→ **Aim of the exercise**: Repeat each record exactly. Any picture gets left out.
++++++++
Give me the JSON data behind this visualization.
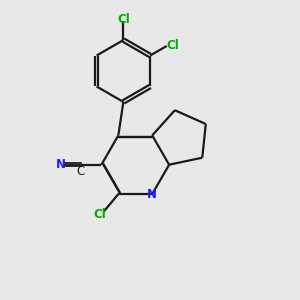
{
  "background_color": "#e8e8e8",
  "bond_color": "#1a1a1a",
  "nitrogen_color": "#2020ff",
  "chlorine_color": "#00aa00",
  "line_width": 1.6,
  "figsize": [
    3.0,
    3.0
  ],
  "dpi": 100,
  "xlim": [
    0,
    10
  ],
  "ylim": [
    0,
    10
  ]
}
++++++++
→ **Solution to this task**:
Give me the JSON data behind this visualization.
{
  "background_color": "#e8e8e8",
  "bond_color": "#1a1a1a",
  "nitrogen_color": "#2020ff",
  "chlorine_color": "#00aa00",
  "line_width": 1.6,
  "figsize": [
    3.0,
    3.0
  ],
  "dpi": 100,
  "xlim": [
    0,
    10
  ],
  "ylim": [
    0,
    10
  ]
}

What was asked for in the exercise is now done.